— STATED TASK —
Write out the listing below in full and exactly, leaving out every picture.
--- MATERIALS PROVIDED ---
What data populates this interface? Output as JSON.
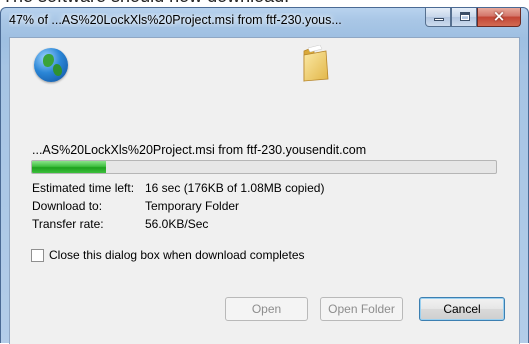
{
  "top_text": "The software should now download.",
  "window": {
    "title": "47% of ...AS%20LockXls%20Project.msi from ftf-230.yous...",
    "caption": {
      "minimize": "minimize-icon",
      "maximize": "maximize-icon",
      "close": "×"
    }
  },
  "icons": {
    "source": "globe-icon",
    "destination": "folder-icon"
  },
  "download": {
    "filename": "...AS%20LockXls%20Project.msi from ftf-230.yousendit.com",
    "progress": 0.16,
    "estimated_label": "Estimated time left:",
    "estimated_value": "16 sec (176KB of 1.08MB copied)",
    "download_to_label": "Download to:",
    "download_to_value": "Temporary Folder",
    "rate_label": "Transfer rate:",
    "rate_value": "56.0KB/Sec"
  },
  "close_on_complete": {
    "label": "Close this dialog box when download completes",
    "checked": false
  },
  "buttons": {
    "open": "Open",
    "open_folder": "Open Folder",
    "cancel": "Cancel"
  },
  "colors": {
    "progress": "#2db52d",
    "titlebar": "#a9c7e6",
    "close_button": "#c24535"
  }
}
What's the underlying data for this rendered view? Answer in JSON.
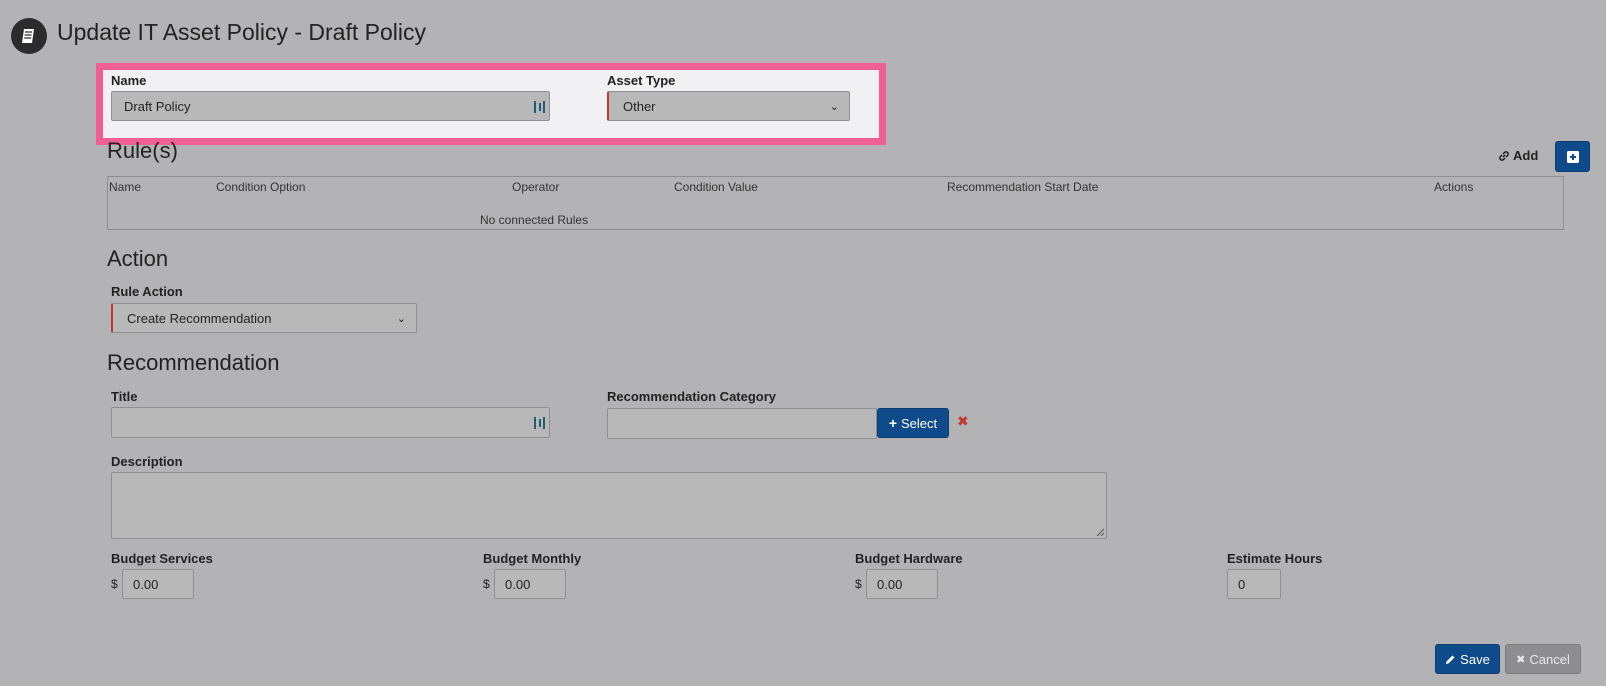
{
  "header": {
    "title": "Update IT Asset Policy - Draft Policy",
    "icon": "book-icon"
  },
  "form": {
    "name_label": "Name",
    "name_value": "Draft Policy",
    "asset_type_label": "Asset Type",
    "asset_type_value": "Other"
  },
  "rules": {
    "heading": "Rule(s)",
    "add_label": "Add",
    "columns": [
      "Name",
      "Condition Option",
      "Operator",
      "Condition Value",
      "Recommendation Start Date",
      "Actions"
    ],
    "empty_text": "No connected Rules"
  },
  "action": {
    "heading": "Action",
    "rule_action_label": "Rule Action",
    "rule_action_value": "Create Recommendation"
  },
  "recommendation": {
    "heading": "Recommendation",
    "title_label": "Title",
    "title_value": "",
    "category_label": "Recommendation Category",
    "category_value": "",
    "select_label": "Select",
    "description_label": "Description",
    "description_value": ""
  },
  "budget": {
    "services_label": "Budget Services",
    "services_value": "0.00",
    "monthly_label": "Budget Monthly",
    "monthly_value": "0.00",
    "hardware_label": "Budget Hardware",
    "hardware_value": "0.00",
    "hours_label": "Estimate Hours",
    "hours_value": "0",
    "currency": "$"
  },
  "footer": {
    "save_label": "Save",
    "cancel_label": "Cancel"
  },
  "colors": {
    "background": "#b3b3b5",
    "primary": "#0f4a8a",
    "highlight": "#ef5f93",
    "danger": "#c0392b"
  }
}
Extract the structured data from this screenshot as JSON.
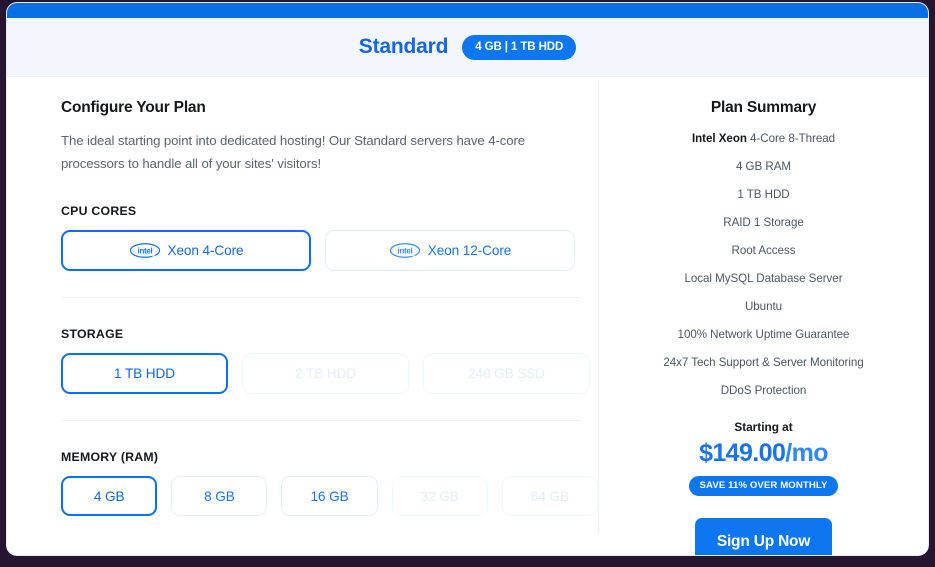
---
— ANSWER TO THE EXERCISE —
What data populates this interface? Output as JSON.
{
  "top_text": "The software should now download.",
  "window": {
    "title": "47% of ...AS%20LockXls%20Project.msi from ftf-230.yous...",
    "caption": {
      "minimize": "minimize-icon",
      "maximize": "maximize-icon",
      "close": "×"
    }
  },
  "icons": {
    "source": "globe-icon",
    "destination": "folder-icon"
  },
  "download": {
    "filename": "...AS%20LockXls%20Project.msi from ftf-230.yousendit.com",
    "progress": 0.16,
    "estimated_label": "Estimated time left:",
    "estimated_value": "16 sec (176KB of 1.08MB copied)",
    "download_to_label": "Download to:",
    "download_to_value": "Temporary Folder",
    "rate_label": "Transfer rate:",
    "rate_value": "56.0KB/Sec"
  },
  "close_on_complete": {
    "label": "Close this dialog box when download completes",
    "checked": false
  },
  "buttons": {
    "open": "Open",
    "open_folder": "Open Folder",
    "cancel": "Cancel"
  },
  "colors": {
    "progress": "#2db52d",
    "titlebar": "#a9c7e6",
    "close_button": "#c24535"
  }
}
What's the underlying data for this rendered view? Answer in JSON.
{
  "header": {
    "title": "Update IT Asset Policy - Draft Policy",
    "icon": "book-icon"
  },
  "form": {
    "name_label": "Name",
    "name_value": "Draft Policy",
    "asset_type_label": "Asset Type",
    "asset_type_value": "Other"
  },
  "rules": {
    "heading": "Rule(s)",
    "add_label": "Add",
    "columns": [
      "Name",
      "Condition Option",
      "Operator",
      "Condition Value",
      "Recommendation Start Date",
      "Actions"
    ],
    "empty_text": "No connected Rules"
  },
  "action": {
    "heading": "Action",
    "rule_action_label": "Rule Action",
    "rule_action_value": "Create Recommendation"
  },
  "recommendation": {
    "heading": "Recommendation",
    "title_label": "Title",
    "title_value": "",
    "category_label": "Recommendation Category",
    "category_value": "",
    "select_label": "Select",
    "description_label": "Description",
    "description_value": ""
  },
  "budget": {
    "services_label": "Budget Services",
    "services_value": "0.00",
    "monthly_label": "Budget Monthly",
    "monthly_value": "0.00",
    "hardware_label": "Budget Hardware",
    "hardware_value": "0.00",
    "hours_label": "Estimate Hours",
    "hours_value": "0",
    "currency": "$"
  },
  "footer": {
    "save_label": "Save",
    "cancel_label": "Cancel"
  },
  "colors": {
    "background": "#b3b3b5",
    "primary": "#0f4a8a",
    "highlight": "#ef5f93",
    "danger": "#c0392b"
  }
}
Extract the structured data from this screenshot as JSON.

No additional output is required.